↓↓↓

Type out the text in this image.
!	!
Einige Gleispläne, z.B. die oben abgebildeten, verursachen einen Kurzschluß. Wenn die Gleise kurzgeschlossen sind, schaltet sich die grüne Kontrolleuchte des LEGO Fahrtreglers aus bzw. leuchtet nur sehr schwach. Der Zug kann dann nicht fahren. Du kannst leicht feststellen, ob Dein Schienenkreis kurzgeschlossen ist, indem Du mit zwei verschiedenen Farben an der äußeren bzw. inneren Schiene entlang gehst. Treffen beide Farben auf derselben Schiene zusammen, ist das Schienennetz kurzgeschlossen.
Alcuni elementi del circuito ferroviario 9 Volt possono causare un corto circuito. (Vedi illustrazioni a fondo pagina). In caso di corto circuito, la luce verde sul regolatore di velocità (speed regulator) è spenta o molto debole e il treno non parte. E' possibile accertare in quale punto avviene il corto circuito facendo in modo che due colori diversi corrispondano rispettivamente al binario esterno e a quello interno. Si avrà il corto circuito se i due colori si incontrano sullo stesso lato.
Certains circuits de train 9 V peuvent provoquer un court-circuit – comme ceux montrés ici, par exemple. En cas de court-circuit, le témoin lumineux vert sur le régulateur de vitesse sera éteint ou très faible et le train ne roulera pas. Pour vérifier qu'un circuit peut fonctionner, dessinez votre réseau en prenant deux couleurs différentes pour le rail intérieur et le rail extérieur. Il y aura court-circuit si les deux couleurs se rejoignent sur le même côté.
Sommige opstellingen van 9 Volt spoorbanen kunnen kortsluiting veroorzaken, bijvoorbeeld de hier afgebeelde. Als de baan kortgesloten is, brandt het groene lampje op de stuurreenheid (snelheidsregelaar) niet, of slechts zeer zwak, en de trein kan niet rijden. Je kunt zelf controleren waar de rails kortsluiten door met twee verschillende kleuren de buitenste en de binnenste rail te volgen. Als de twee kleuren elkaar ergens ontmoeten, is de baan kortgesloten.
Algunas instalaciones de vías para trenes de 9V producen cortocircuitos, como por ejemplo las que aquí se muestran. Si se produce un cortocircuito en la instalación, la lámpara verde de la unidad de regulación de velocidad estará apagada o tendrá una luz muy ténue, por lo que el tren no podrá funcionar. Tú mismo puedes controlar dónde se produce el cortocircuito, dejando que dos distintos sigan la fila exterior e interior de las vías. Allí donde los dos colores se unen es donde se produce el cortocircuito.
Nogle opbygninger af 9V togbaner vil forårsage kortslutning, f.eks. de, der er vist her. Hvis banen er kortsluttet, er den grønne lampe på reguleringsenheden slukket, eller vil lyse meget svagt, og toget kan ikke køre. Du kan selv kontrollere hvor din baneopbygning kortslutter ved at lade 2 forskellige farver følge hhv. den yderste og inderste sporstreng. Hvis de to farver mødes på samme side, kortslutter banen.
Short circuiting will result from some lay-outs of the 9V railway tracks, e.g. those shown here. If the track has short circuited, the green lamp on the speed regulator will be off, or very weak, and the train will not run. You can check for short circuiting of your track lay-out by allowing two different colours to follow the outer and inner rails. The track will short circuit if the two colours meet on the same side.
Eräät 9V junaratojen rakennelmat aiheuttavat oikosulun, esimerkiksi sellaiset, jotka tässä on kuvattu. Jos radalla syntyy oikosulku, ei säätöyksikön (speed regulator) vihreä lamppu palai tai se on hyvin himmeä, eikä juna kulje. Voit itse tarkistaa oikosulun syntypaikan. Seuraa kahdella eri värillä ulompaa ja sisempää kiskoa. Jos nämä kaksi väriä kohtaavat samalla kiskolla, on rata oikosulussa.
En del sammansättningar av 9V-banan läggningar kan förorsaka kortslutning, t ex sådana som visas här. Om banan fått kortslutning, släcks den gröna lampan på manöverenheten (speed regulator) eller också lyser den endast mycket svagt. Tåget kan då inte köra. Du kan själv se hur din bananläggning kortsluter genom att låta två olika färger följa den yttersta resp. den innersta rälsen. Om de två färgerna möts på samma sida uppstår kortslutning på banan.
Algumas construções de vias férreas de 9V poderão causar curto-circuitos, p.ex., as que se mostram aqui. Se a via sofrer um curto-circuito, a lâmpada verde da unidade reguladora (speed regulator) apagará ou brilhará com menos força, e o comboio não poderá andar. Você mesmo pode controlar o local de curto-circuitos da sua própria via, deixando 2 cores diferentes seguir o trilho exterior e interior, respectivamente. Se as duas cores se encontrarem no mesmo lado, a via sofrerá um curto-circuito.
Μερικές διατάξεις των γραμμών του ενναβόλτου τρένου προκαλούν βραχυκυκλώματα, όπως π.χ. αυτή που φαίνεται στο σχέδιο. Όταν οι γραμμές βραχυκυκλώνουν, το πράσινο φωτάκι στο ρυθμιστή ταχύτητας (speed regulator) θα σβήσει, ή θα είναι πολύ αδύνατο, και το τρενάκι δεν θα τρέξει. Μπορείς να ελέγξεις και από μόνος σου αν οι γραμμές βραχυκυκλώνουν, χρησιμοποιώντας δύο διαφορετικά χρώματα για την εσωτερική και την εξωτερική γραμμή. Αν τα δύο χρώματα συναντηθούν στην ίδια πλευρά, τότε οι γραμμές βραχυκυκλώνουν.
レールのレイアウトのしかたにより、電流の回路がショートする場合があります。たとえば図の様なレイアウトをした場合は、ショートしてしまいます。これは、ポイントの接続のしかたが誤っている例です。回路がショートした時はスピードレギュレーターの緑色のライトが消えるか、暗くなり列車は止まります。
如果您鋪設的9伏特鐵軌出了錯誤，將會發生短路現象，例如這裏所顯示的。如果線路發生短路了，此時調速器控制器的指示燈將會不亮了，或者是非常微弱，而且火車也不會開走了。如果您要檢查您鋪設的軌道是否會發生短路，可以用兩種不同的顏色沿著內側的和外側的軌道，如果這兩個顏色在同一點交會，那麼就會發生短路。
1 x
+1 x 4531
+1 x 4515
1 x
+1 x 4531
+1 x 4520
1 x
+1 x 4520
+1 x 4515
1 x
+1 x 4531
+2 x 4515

↑↑↑

*Action item:* From the records above, please extract every line and repeat it exactly.

*Task result:*
Type out the text in this image.
!	!
Einige Gleispläne, z.B. die oben abgebildeten, verursachen einen Kurzschluß. Wenn die Gleise kurzgeschlossen sind, schaltet sich die grüne Kontrolleuchte des LEGO Fahrtreglers aus bzw. leuchtet nur sehr schwach. Der Zug kann dann nicht fahren. Du kannst leicht feststellen, ob Dein Schienenkreis kurzgeschlossen ist, indem Du mit zwei verschiedenen Farben an der äußeren bzw. inneren Schiene entlang gehst. Treffen beide Farben auf derselben Schiene zusammen, ist das Schienennetz kurzgeschlossen.
Alcuni elementi del circuito ferroviario 9 Volt possono causare un corto circuito. (Vedi illustrazioni a fondo pagina). In caso di corto circuito, la luce verde sul regolatore di velocità (speed regulator) è spenta o molto debole e il treno non parte. E' possibile accertare in quale punto avviene il corto circuito facendo in modo che due colori diversi corrispondano rispettivamente al binario esterno e a quello interno. Si avrà il corto circuito se i due colori si incontrano sullo stesso lato.
Certains circuits de train 9 V peuvent provoquer un court-circuit – comme ceux montrés ici, par exemple. En cas de court-circuit, le témoin lumineux vert sur le régulateur de vitesse sera éteint ou très faible et le train ne roulera pas. Pour vérifier qu'un circuit peut fonctionner, dessinez votre réseau en prenant deux couleurs différentes pour le rail intérieur et le rail extérieur. Il y aura court-circuit si les deux couleurs se rejoignent sur le même côté.
Sommige opstellingen van 9 Volt spoorbanen kunnen kortsluiting veroorzaken, bijvoorbeeld de hier afgebeelde. Als de baan kortgesloten is, brandt het groene lampje op de stuurreenheid (snelheidsregelaar) niet, of slechts zeer zwak, en de trein kan niet rijden. Je kunt zelf controleren waar de rails kortsluiten door met twee verschillende kleuren de buitenste en de binnenste rail te volgen. Als de twee kleuren elkaar ergens ontmoeten, is de baan kortgesloten.
Algunas instalaciones de vías para trenes de 9V producen cortocircuitos, como por ejemplo las que aquí se muestran. Si se produce un cortocircuito en la instalación, la lámpara verde de la unidad de regulación de velocidad estará apagada o tendrá una luz muy ténue, por lo que el tren no podrá funcionar. Tú mismo puedes controlar dónde se produce el cortocircuito, dejando que dos distintos sigan la fila exterior e interior de las vías. Allí donde los dos colores se unen es donde se produce el cortocircuito.
Nogle opbygninger af 9V togbaner vil forårsage kortslutning, f.eks. de, der er vist her. Hvis banen er kortsluttet, er den grønne lampe på reguleringsenheden slukket, eller vil lyse meget svagt, og toget kan ikke køre. Du kan selv kontrollere hvor din baneopbygning kortslutter ved at lade 2 forskellige farver følge hhv. den yderste og inderste sporstreng. Hvis de to farver mødes på samme side, kortslutter banen.
Short circuiting will result from some lay-outs of the 9V railway tracks, e.g. those shown here. If the track has short circuited, the green lamp on the speed regulator will be off, or very weak, and the train will not run. You can check for short circuiting of your track lay-out by allowing two different colours to follow the outer and inner rails. The track will short circuit if the two colours meet on the same side.
Eräät 9V junaratojen rakennelmat aiheuttavat oikosulun, esimerkiksi sellaiset, jotka tässä on kuvattu. Jos radalla syntyy oikosulku, ei säätöyksikön (speed regulator) vihreä lamppu palai tai se on hyvin himmeä, eikä juna kulje. Voit itse tarkistaa oikosulun syntypaikan. Seuraa kahdella eri värillä ulompaa ja sisempää kiskoa. Jos nämä kaksi väriä kohtaavat samalla kiskolla, on rata oikosulussa.
En del sammansättningar av 9V-banan läggningar kan förorsaka kortslutning, t ex sådana som visas här. Om banan fått kortslutning, släcks den gröna lampan på manöverenheten (speed regulator) eller också lyser den endast mycket svagt. Tåget kan då inte köra. Du kan själv se hur din bananläggning kortsluter genom att låta två olika färger följa den yttersta resp. den innersta rälsen. Om de två färgerna möts på samma sida uppstår kortslutning på banan.
Algumas construções de vias férreas de 9V poderão causar curto-circuitos, p.ex., as que se mostram aqui. Se a via sofrer um curto-circuito, a lâmpada verde da unidade reguladora (speed regulator) apagará ou brilhará com menos força, e o comboio não poderá andar. Você mesmo pode controlar o local de curto-circuitos da sua própria via, deixando 2 cores diferentes seguir o trilho exterior e interior, respectivamente. Se as duas cores se encontrarem no mesmo lado, a via sofrerá um curto-circuito.
Μερικές διατάξεις των γραμμών του ενναβόλτου τρένου προκαλούν βραχυκυκλώματα, όπως π.χ. αυτή που φαίνεται στο σχέδιο. Όταν οι γραμμές βραχυκυκλώνουν, το πράσινο φωτάκι στο ρυθμιστή ταχύτητας (speed regulator) θα σβήσει, ή θα είναι πολύ αδύνατο, και το τρενάκι δεν θα τρέξει. Μπορείς να ελέγξεις και από μόνος σου αν οι γραμμές βραχυκυκλώνουν, χρησιμοποιώντας δύο διαφορετικά χρώματα για την εσωτερική και την εξωτερική γραμμή. Αν τα δύο χρώματα συναντηθούν στην ίδια πλευρά, τότε οι γραμμές βραχυκυκλώνουν.
レールのレイアウトのしかたにより、電流の回路がショートする場合があります。たとえば図の様なレイアウトをした場合は、ショートしてしまいます。これは、ポイントの接続のしかたが誤っている例です。回路がショートした時はスピードレギュレーターの緑色のライトが消えるか、暗くなり列車は止まります。
如果您鋪設的9伏特鐵軌出了錯誤，將會發生短路現象，例如這裏所顯示的。如果線路發生短路了，此時調速器控制器的指示燈將會不亮了，或者是非常微弱，而且火車也不會開走了。如果您要檢查您鋪設的軌道是否會發生短路，可以用兩種不同的顏色沿著內側的和外側的軌道，如果這兩個顏色在同一點交會，那麼就會發生短路。
1 x
+1 x 4531
+1 x 4515
1 x
+1 x 4531
+1 x 4520
1 x
+1 x 4520
+1 x 4515
1 x
+1 x 4531
+2 x 4515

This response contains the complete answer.